> Data records:
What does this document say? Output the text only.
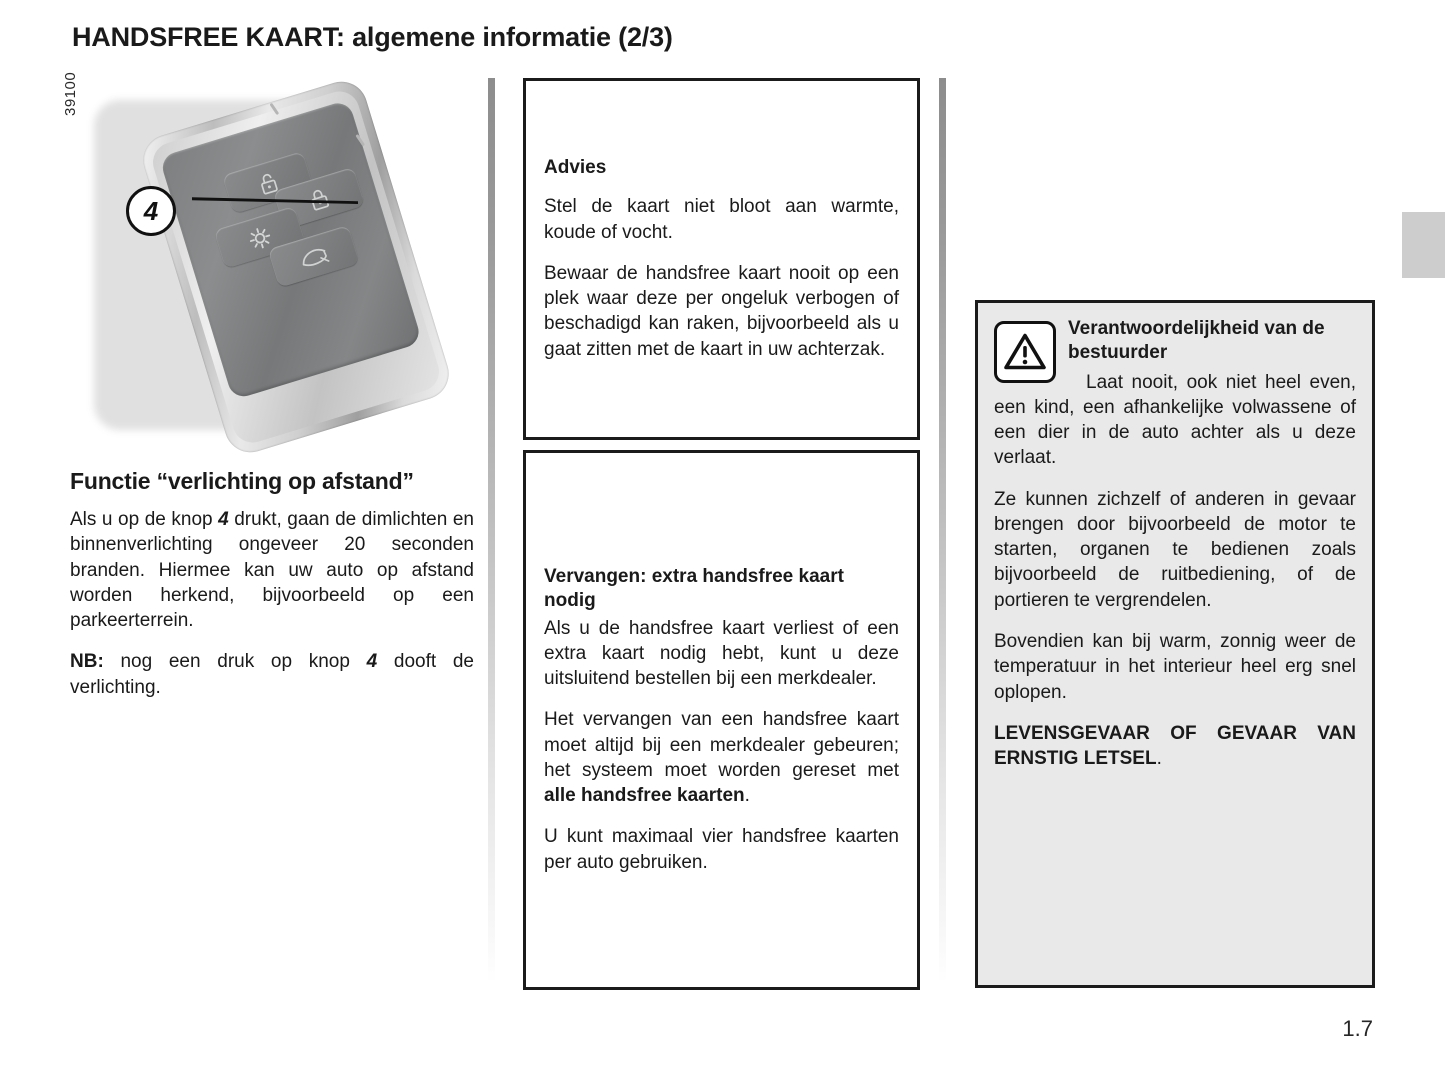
HANDSFREE KAART: algemene informatie (2/3)
39100
4
Functie “verlichting op afstand”

Als u op de knop 4 drukt, gaan de dimlichten en binnenverlichting ongeveer 20 seconden branden. Hiermee kan uw auto op afstand worden herkend, bijvoorbeeld op een parkeerterrein.

NB: nog een druk op knop 4 dooft de verlichting.

Advies

Stel de kaart niet bloot aan warmte, koude of vocht.

Bewaar de handsfree kaart nooit op een plek waar deze per ongeluk verbogen of beschadigd kan raken, bijvoorbeeld als u gaat zitten met de kaart in uw achterzak.

Vervangen: extra handsfree kaart nodig

Als u de handsfree kaart verliest of een extra kaart nodig hebt, kunt u deze uitsluitend bestellen bij een merkdealer.

Het vervangen van een handsfree kaart moet altijd bij een merkdealer gebeuren; het systeem moet worden gereset met alle handsfree kaarten.

U kunt maximaal vier handsfree kaarten per auto gebruiken.

Verantwoordelijkheid van de bestuurder

Laat nooit, ook niet heel even, een kind, een afhankelijke volwassene of een dier in de auto achter als u deze verlaat.

Ze kunnen zichzelf of anderen in gevaar brengen door bijvoorbeeld de motor te starten, organen te bedienen zoals bijvoorbeeld de ruitbediening, of de portieren te vergrendelen.

Bovendien kan bij warm, zonnig weer de temperatuur in het interieur heel erg snel oplopen.

LEVENSGEVAAR OF GEVAAR VAN ERNSTIG LETSEL.

1.7
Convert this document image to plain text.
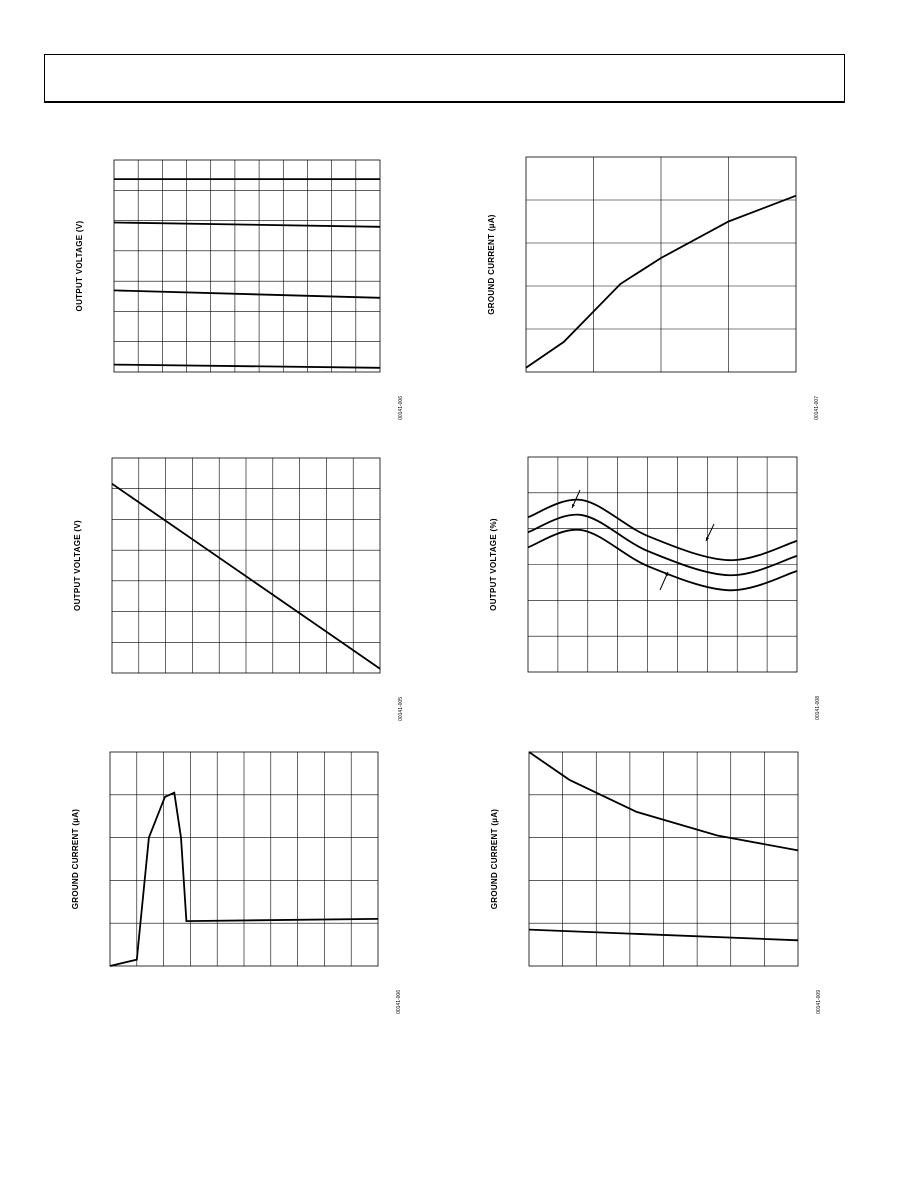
OUTPUT VOLTAGE (V)
00141-006
GROUND CURRENT (µA)
00141-007
OUTPUT VOLTAGE (V)
00141-005
OUTPUT VOLTAGE (%)
00141-008
GROUND CURRENT (µA)
00141-006
GROUND CURRENT (µA)
00141-009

> Set exercise: Without the pictures, restate all the entries above exactly.

> Answer in full:
What does this document say? Output the text only.
HANDSFREE KAART: algemene informatie (2/3)
39100
4
Functie “verlichting op afstand”

Als u op de knop 4 drukt, gaan de dimlichten en binnenverlichting ongeveer 20 seconden branden. Hiermee kan uw auto op afstand worden herkend, bijvoorbeeld op een parkeerterrein.

NB: nog een druk op knop 4 dooft de verlichting.

Advies

Stel de kaart niet bloot aan warmte, koude of vocht.

Bewaar de handsfree kaart nooit op een plek waar deze per ongeluk verbogen of beschadigd kan raken, bijvoorbeeld als u gaat zitten met de kaart in uw achterzak.

Vervangen: extra handsfree kaart nodig

Als u de handsfree kaart verliest of een extra kaart nodig hebt, kunt u deze uitsluitend bestellen bij een merkdealer.

Het vervangen van een handsfree kaart moet altijd bij een merkdealer gebeuren; het systeem moet worden gereset met alle handsfree kaarten.

U kunt maximaal vier handsfree kaarten per auto gebruiken.

Verantwoordelijkheid van de bestuurder

Laat nooit, ook niet heel even, een kind, een afhankelijke volwassene of een dier in de auto achter als u deze verlaat.

Ze kunnen zichzelf of anderen in gevaar brengen door bijvoorbeeld de motor te starten, organen te bedienen zoals bijvoorbeeld de ruitbediening, of de portieren te vergrendelen.

Bovendien kan bij warm, zonnig weer de temperatuur in het interieur heel erg snel oplopen.

LEVENSGEVAAR OF GEVAAR VAN ERNSTIG LETSEL.

1.7
Convert this document image to plain text.
OUTPUT VOLTAGE (V)
00141-006
GROUND CURRENT (µA)
00141-007
OUTPUT VOLTAGE (V)
00141-005
OUTPUT VOLTAGE (%)
00141-008
GROUND CURRENT (µA)
00141-006
GROUND CURRENT (µA)
00141-009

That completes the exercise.